### Material provided
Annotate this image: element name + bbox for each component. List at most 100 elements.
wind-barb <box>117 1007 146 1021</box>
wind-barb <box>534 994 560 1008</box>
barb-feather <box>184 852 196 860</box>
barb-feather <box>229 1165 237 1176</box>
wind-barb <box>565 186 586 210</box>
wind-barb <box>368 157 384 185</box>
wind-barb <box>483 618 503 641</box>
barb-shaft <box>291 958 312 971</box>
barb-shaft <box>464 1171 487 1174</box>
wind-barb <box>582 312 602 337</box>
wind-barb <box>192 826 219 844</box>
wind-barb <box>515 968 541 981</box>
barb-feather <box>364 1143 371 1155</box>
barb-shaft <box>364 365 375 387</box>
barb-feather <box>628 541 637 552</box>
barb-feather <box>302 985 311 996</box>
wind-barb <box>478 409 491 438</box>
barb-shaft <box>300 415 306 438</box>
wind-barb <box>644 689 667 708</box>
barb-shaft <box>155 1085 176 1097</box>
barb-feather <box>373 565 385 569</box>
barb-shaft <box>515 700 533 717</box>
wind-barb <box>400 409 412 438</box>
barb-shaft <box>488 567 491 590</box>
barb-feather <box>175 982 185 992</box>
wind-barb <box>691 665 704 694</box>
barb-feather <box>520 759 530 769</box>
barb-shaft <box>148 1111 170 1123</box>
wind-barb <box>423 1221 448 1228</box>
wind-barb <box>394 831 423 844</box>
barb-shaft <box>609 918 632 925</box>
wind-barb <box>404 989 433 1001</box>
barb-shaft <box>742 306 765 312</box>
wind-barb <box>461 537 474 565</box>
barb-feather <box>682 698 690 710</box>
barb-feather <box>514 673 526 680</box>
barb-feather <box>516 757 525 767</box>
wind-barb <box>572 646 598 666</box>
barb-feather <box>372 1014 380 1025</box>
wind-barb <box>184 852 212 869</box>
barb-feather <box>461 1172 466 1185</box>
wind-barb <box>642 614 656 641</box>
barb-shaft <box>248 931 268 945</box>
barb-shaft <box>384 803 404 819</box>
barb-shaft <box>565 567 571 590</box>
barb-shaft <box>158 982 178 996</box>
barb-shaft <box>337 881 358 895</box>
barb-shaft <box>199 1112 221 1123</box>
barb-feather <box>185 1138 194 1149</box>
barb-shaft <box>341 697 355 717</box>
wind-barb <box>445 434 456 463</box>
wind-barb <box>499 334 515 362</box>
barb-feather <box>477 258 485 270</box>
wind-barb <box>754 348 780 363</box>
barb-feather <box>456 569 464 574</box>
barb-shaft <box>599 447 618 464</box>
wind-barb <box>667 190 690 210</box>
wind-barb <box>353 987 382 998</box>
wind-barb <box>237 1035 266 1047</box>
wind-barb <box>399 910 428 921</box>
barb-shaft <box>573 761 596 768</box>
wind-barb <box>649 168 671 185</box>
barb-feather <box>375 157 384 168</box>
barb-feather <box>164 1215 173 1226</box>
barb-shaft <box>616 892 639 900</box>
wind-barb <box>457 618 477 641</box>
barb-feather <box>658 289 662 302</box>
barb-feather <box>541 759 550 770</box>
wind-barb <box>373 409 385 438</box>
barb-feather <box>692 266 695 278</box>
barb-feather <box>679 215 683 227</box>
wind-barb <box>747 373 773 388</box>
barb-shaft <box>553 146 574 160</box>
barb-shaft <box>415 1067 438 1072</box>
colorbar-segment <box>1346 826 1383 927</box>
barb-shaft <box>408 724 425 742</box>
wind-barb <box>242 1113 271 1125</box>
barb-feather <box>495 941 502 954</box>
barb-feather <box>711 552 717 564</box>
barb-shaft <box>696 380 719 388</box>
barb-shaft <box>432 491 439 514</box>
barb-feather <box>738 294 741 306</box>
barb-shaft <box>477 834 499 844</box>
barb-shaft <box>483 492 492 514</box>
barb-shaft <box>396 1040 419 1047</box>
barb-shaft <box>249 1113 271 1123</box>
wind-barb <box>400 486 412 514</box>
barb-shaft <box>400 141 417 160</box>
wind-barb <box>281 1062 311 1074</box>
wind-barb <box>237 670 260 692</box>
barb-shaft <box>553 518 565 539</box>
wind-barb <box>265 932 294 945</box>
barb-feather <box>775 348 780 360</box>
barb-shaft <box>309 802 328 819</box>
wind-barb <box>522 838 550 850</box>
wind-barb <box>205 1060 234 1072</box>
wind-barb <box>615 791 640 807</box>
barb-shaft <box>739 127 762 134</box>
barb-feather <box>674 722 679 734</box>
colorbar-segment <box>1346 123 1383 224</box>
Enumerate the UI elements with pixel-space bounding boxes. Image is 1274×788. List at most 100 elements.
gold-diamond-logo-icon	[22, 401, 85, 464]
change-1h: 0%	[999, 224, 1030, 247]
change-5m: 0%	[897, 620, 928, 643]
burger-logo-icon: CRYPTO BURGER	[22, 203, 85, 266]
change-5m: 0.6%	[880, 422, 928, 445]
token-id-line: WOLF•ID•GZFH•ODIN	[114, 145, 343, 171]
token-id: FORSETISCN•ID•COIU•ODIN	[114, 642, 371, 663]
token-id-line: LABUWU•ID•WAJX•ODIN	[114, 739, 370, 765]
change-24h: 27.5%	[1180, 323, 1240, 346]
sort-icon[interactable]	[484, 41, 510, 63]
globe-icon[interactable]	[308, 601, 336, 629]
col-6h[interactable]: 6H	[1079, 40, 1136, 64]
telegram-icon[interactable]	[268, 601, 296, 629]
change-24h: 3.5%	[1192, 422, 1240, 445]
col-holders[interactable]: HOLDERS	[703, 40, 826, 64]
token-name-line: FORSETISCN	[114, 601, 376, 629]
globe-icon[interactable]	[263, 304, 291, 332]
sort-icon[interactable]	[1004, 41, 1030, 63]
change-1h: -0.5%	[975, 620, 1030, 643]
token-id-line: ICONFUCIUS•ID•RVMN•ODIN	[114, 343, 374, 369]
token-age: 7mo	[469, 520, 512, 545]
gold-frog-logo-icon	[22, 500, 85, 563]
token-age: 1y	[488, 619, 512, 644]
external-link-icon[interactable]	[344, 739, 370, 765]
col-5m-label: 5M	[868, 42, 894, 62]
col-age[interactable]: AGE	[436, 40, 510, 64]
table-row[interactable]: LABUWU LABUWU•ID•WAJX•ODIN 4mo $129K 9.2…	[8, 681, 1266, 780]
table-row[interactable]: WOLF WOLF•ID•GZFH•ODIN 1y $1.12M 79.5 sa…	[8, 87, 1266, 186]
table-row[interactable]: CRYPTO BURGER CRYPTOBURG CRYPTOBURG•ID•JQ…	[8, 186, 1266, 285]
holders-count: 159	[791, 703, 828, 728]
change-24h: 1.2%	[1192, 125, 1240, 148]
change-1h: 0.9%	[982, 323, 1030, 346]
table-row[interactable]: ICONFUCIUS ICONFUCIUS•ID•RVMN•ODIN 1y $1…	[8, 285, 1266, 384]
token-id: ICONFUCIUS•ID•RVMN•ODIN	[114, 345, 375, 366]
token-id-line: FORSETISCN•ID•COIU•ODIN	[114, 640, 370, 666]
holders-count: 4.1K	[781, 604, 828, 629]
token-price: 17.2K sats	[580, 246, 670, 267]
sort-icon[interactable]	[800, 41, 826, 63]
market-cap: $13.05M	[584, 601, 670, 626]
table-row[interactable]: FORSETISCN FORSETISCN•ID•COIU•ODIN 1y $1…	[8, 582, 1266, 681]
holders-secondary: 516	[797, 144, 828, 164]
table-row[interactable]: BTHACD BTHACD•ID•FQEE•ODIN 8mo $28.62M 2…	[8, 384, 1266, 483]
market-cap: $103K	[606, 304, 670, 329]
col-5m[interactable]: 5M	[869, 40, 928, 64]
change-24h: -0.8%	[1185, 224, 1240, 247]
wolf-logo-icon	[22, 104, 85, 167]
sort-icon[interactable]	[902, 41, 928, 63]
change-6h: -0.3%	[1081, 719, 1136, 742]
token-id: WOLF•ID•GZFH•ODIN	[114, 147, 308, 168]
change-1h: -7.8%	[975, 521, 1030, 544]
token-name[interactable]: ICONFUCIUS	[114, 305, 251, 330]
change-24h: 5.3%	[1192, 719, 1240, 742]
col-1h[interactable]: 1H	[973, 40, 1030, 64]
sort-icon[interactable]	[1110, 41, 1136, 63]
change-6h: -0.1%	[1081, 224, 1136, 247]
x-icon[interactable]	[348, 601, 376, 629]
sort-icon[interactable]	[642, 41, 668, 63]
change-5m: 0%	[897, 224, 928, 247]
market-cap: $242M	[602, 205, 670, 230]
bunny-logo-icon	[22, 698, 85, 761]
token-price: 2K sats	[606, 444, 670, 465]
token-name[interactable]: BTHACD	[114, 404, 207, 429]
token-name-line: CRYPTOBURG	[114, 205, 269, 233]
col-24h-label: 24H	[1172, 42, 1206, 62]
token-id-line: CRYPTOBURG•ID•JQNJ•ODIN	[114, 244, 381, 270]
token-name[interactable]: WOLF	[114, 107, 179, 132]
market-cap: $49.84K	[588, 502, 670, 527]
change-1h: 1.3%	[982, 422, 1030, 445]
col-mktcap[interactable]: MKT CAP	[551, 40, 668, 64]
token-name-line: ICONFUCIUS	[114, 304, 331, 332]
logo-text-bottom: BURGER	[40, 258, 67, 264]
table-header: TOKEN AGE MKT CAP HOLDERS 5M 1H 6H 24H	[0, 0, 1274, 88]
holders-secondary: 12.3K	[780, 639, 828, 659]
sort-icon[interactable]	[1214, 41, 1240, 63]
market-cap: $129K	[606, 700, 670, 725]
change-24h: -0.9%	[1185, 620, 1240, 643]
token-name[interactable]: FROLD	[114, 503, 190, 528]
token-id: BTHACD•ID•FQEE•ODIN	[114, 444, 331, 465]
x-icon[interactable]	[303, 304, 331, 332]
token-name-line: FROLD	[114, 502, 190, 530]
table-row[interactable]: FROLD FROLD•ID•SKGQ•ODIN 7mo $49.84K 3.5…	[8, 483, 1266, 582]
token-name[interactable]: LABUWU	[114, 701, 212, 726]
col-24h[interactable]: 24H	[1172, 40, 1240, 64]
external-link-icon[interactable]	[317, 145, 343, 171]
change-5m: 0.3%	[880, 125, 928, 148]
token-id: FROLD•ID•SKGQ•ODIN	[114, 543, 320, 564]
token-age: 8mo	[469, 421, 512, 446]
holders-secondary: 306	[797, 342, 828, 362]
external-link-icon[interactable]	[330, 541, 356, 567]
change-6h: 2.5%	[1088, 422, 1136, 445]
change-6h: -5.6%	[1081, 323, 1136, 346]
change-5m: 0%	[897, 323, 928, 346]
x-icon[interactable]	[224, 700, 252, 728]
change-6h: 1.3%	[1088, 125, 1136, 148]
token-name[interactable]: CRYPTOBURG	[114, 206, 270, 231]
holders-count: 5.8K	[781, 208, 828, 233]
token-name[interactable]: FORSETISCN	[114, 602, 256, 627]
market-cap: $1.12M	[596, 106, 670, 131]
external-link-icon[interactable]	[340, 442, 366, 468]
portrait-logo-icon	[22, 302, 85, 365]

### Requirement
In the lines from the start through the one containing "barb-shaft <box>515 700 533 717</box>", swap "barb-feather" for "barb-flag" and give those lines back with nothing else changed.

### Exercise answer
Annotate this image: element name + bbox for each component. List at most 100 elements.
wind-barb <box>117 1007 146 1021</box>
wind-barb <box>534 994 560 1008</box>
barb-flag <box>184 852 196 860</box>
barb-flag <box>229 1165 237 1176</box>
wind-barb <box>565 186 586 210</box>
wind-barb <box>368 157 384 185</box>
wind-barb <box>483 618 503 641</box>
barb-shaft <box>291 958 312 971</box>
barb-shaft <box>464 1171 487 1174</box>
wind-barb <box>582 312 602 337</box>
wind-barb <box>192 826 219 844</box>
wind-barb <box>515 968 541 981</box>
barb-flag <box>364 1143 371 1155</box>
barb-shaft <box>364 365 375 387</box>
barb-flag <box>628 541 637 552</box>
barb-flag <box>302 985 311 996</box>
wind-barb <box>478 409 491 438</box>
barb-shaft <box>300 415 306 438</box>
wind-barb <box>644 689 667 708</box>
barb-shaft <box>155 1085 176 1097</box>
barb-flag <box>373 565 385 569</box>
barb-shaft <box>515 700 533 717</box>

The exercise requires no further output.